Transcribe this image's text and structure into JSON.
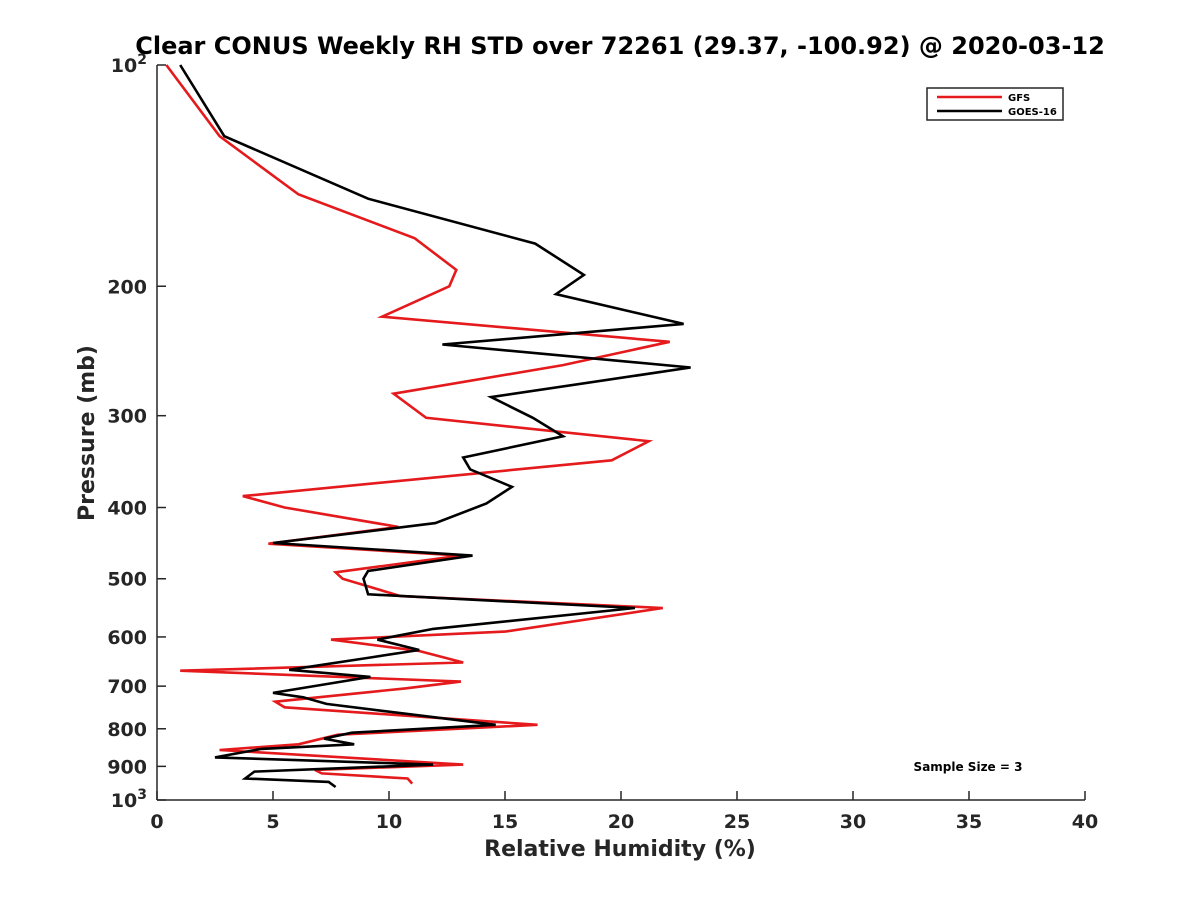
{
  "chart_data": {
    "type": "line",
    "title": "Clear CONUS Weekly RH STD over 72261 (29.37, -100.92) @ 2020-03-12",
    "xlabel": "Relative Humidity (%)",
    "ylabel": "Pressure (mb)",
    "xlim": [
      0,
      40
    ],
    "ylim": [
      100,
      1000
    ],
    "y_scale": "log",
    "y_reversed": true,
    "x_ticks": [
      "0",
      "5",
      "10",
      "15",
      "20",
      "25",
      "30",
      "35",
      "40"
    ],
    "y_ticks": [
      {
        "value": 100,
        "label": "10",
        "sup": "2"
      },
      {
        "value": 200,
        "label": "200",
        "sup": ""
      },
      {
        "value": 300,
        "label": "300",
        "sup": ""
      },
      {
        "value": 400,
        "label": "400",
        "sup": ""
      },
      {
        "value": 500,
        "label": "500",
        "sup": ""
      },
      {
        "value": 600,
        "label": "600",
        "sup": ""
      },
      {
        "value": 700,
        "label": "700",
        "sup": ""
      },
      {
        "value": 800,
        "label": "800",
        "sup": ""
      },
      {
        "value": 900,
        "label": "900",
        "sup": ""
      },
      {
        "value": 1000,
        "label": "10",
        "sup": "3"
      }
    ],
    "legend_position": "top-right",
    "grid": false,
    "series": [
      {
        "name": "GFS",
        "color": "#e41a1c",
        "points": [
          [
            0.4,
            100
          ],
          [
            2.7,
            125
          ],
          [
            6.1,
            150
          ],
          [
            11.1,
            172
          ],
          [
            12.9,
            190
          ],
          [
            12.6,
            200
          ],
          [
            9.7,
            220
          ],
          [
            22.1,
            238
          ],
          [
            17.5,
            256
          ],
          [
            10.2,
            280
          ],
          [
            11.6,
            302
          ],
          [
            21.2,
            325
          ],
          [
            19.6,
            345
          ],
          [
            3.7,
            386
          ],
          [
            5.5,
            400
          ],
          [
            10.4,
            425
          ],
          [
            4.8,
            448
          ],
          [
            13.1,
            465
          ],
          [
            7.7,
            490
          ],
          [
            8.0,
            500
          ],
          [
            10.5,
            528
          ],
          [
            21.8,
            548
          ],
          [
            15.0,
            590
          ],
          [
            7.5,
            605
          ],
          [
            11.3,
            627
          ],
          [
            13.2,
            650
          ],
          [
            1.0,
            667
          ],
          [
            13.1,
            690
          ],
          [
            10.7,
            705
          ],
          [
            5.1,
            735
          ],
          [
            5.5,
            748
          ],
          [
            16.4,
            790
          ],
          [
            7.8,
            815
          ],
          [
            6.1,
            840
          ],
          [
            2.7,
            855
          ],
          [
            13.2,
            895
          ],
          [
            6.8,
            910
          ],
          [
            7.1,
            920
          ],
          [
            10.8,
            935
          ],
          [
            11.0,
            950
          ]
        ]
      },
      {
        "name": "GOES-16",
        "color": "#000000",
        "points": [
          [
            1.0,
            100
          ],
          [
            2.9,
            125
          ],
          [
            9.1,
            152
          ],
          [
            16.3,
            175
          ],
          [
            18.4,
            193
          ],
          [
            17.2,
            205
          ],
          [
            22.7,
            225
          ],
          [
            12.3,
            240
          ],
          [
            23.0,
            258
          ],
          [
            14.4,
            283
          ],
          [
            16.2,
            302
          ],
          [
            17.5,
            320
          ],
          [
            13.2,
            342
          ],
          [
            13.5,
            355
          ],
          [
            15.3,
            375
          ],
          [
            14.2,
            395
          ],
          [
            12.0,
            420
          ],
          [
            5.0,
            447
          ],
          [
            13.6,
            465
          ],
          [
            9.1,
            488
          ],
          [
            8.9,
            500
          ],
          [
            9.1,
            525
          ],
          [
            20.6,
            548
          ],
          [
            11.9,
            585
          ],
          [
            9.5,
            605
          ],
          [
            11.3,
            625
          ],
          [
            9.2,
            640
          ],
          [
            5.7,
            665
          ],
          [
            9.2,
            680
          ],
          [
            5.0,
            715
          ],
          [
            6.3,
            725
          ],
          [
            7.3,
            740
          ],
          [
            14.6,
            790
          ],
          [
            8.4,
            810
          ],
          [
            7.2,
            825
          ],
          [
            8.5,
            840
          ],
          [
            4.5,
            852
          ],
          [
            2.5,
            875
          ],
          [
            11.9,
            895
          ],
          [
            4.2,
            915
          ],
          [
            3.8,
            935
          ],
          [
            7.4,
            945
          ],
          [
            7.7,
            960
          ]
        ]
      }
    ],
    "annotation": "Sample Size = 3"
  }
}
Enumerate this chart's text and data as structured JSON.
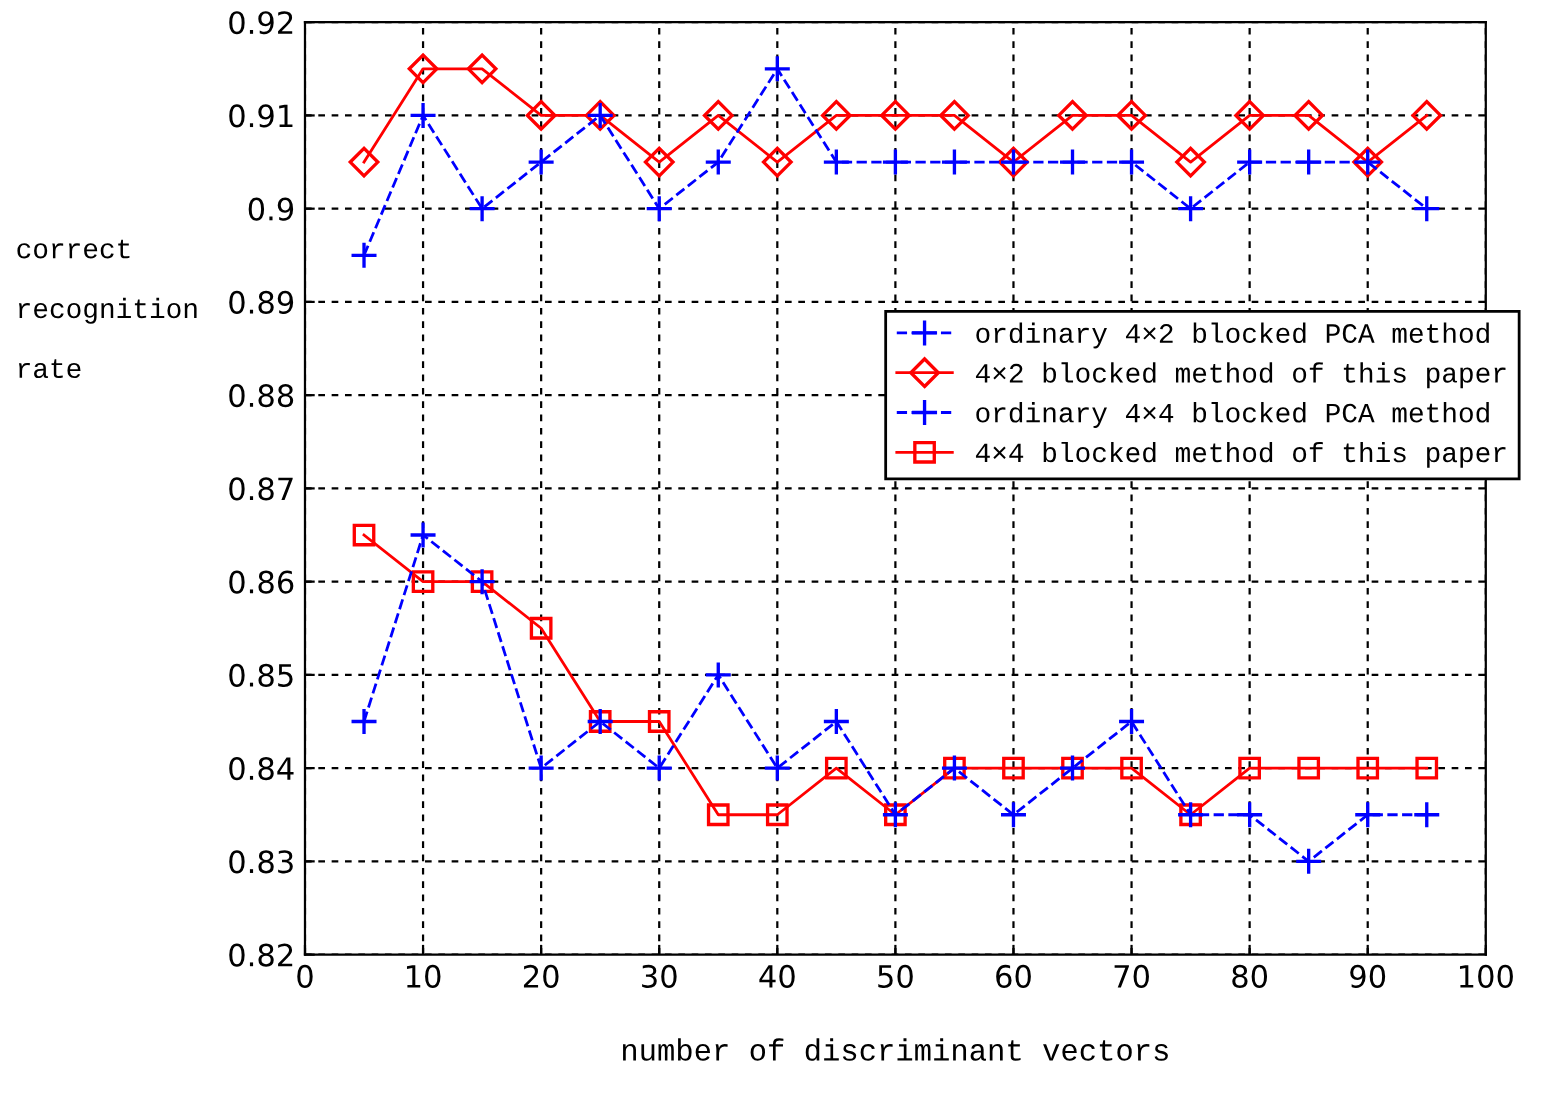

------------------------------------------------------------

=== PROMPT ===
Pick out the lines above that hold the string "text" and show them.

=== SOLUTION TO THE PROBLEM ===
Transcribe this image's text and structure into JSON.
Enumerate this chart's text and data as structured JSON.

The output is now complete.